-------- Data excerpts
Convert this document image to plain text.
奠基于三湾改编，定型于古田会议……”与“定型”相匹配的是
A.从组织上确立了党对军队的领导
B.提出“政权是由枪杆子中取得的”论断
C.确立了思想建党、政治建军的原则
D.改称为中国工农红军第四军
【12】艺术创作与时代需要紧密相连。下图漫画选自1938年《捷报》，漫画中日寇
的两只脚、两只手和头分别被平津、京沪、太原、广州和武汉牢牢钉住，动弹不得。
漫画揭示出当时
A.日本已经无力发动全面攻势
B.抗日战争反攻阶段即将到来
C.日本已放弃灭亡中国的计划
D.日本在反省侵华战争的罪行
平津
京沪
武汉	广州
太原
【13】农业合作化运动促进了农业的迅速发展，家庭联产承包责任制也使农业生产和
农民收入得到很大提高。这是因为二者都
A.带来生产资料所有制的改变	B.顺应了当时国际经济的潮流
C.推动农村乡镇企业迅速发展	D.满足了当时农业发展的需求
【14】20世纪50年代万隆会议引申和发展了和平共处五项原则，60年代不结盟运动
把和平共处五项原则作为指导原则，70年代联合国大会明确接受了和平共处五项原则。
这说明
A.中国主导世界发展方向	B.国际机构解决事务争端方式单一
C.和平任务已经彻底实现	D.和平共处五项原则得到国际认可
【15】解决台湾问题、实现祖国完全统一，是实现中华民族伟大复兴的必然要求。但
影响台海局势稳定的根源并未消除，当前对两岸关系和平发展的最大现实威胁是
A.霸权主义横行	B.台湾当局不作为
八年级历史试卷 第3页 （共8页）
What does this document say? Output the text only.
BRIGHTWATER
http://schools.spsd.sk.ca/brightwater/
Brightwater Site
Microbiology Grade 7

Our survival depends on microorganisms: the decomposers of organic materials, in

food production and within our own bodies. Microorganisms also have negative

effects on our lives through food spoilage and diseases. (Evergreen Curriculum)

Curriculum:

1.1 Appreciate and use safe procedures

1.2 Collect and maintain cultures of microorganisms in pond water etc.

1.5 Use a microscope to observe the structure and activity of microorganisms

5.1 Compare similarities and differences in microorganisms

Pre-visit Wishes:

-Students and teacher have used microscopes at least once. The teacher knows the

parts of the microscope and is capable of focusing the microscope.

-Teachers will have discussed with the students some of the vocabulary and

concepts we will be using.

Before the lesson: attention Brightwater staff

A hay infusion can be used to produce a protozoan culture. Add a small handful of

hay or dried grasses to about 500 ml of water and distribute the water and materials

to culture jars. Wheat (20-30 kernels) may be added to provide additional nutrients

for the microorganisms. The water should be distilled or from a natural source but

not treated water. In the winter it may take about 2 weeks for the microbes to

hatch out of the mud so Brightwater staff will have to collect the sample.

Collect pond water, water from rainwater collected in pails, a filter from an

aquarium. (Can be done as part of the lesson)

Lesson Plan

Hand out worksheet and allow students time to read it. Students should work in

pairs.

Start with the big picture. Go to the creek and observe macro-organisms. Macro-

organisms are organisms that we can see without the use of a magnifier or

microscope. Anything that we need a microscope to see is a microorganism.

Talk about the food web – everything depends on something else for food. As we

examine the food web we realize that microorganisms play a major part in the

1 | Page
----------------
Task description> Set down the entries verbatim, leaving none out.

Finished task>
Convert this document image to plain text.
奠基于三湾改编，定型于古田会议……”与“定型”相匹配的是
A.从组织上确立了党对军队的领导
B.提出“政权是由枪杆子中取得的”论断
C.确立了思想建党、政治建军的原则
D.改称为中国工农红军第四军
【12】艺术创作与时代需要紧密相连。下图漫画选自1938年《捷报》，漫画中日寇
的两只脚、两只手和头分别被平津、京沪、太原、广州和武汉牢牢钉住，动弹不得。
漫画揭示出当时
A.日本已经无力发动全面攻势
B.抗日战争反攻阶段即将到来
C.日本已放弃灭亡中国的计划
D.日本在反省侵华战争的罪行
平津
京沪
武汉	广州
太原
【13】农业合作化运动促进了农业的迅速发展，家庭联产承包责任制也使农业生产和
农民收入得到很大提高。这是因为二者都
A.带来生产资料所有制的改变	B.顺应了当时国际经济的潮流
C.推动农村乡镇企业迅速发展	D.满足了当时农业发展的需求
【14】20世纪50年代万隆会议引申和发展了和平共处五项原则，60年代不结盟运动
把和平共处五项原则作为指导原则，70年代联合国大会明确接受了和平共处五项原则。
这说明
A.中国主导世界发展方向	B.国际机构解决事务争端方式单一
C.和平任务已经彻底实现	D.和平共处五项原则得到国际认可
【15】解决台湾问题、实现祖国完全统一，是实现中华民族伟大复兴的必然要求。但
影响台海局势稳定的根源并未消除，当前对两岸关系和平发展的最大现实威胁是
A.霸权主义横行	B.台湾当局不作为
八年级历史试卷 第3页 （共8页）
What does this document say? Output the text only.
BRIGHTWATER
http://schools.spsd.sk.ca/brightwater/
Brightwater Site
Microbiology Grade 7

Our survival depends on microorganisms: the decomposers of organic materials, in

food production and within our own bodies. Microorganisms also have negative

effects on our lives through food spoilage and diseases. (Evergreen Curriculum)

Curriculum:

1.1 Appreciate and use safe procedures

1.2 Collect and maintain cultures of microorganisms in pond water etc.

1.5 Use a microscope to observe the structure and activity of microorganisms

5.1 Compare similarities and differences in microorganisms

Pre-visit Wishes:

-Students and teacher have used microscopes at least once. The teacher knows the

parts of the microscope and is capable of focusing the microscope.

-Teachers will have discussed with the students some of the vocabulary and

concepts we will be using.

Before the lesson: attention Brightwater staff

A hay infusion can be used to produce a protozoan culture. Add a small handful of

hay or dried grasses to about 500 ml of water and distribute the water and materials

to culture jars. Wheat (20-30 kernels) may be added to provide additional nutrients

for the microorganisms. The water should be distilled or from a natural source but

not treated water. In the winter it may take about 2 weeks for the microbes to

hatch out of the mud so Brightwater staff will have to collect the sample.

Collect pond water, water from rainwater collected in pails, a filter from an

aquarium. (Can be done as part of the lesson)

Lesson Plan

Hand out worksheet and allow students time to read it. Students should work in

pairs.

Start with the big picture. Go to the creek and observe macro-organisms. Macro-

organisms are organisms that we can see without the use of a magnifier or

microscope. Anything that we need a microscope to see is a microorganism.

Talk about the food web – everything depends on something else for food. As we

examine the food web we realize that microorganisms play a major part in the

1 | Page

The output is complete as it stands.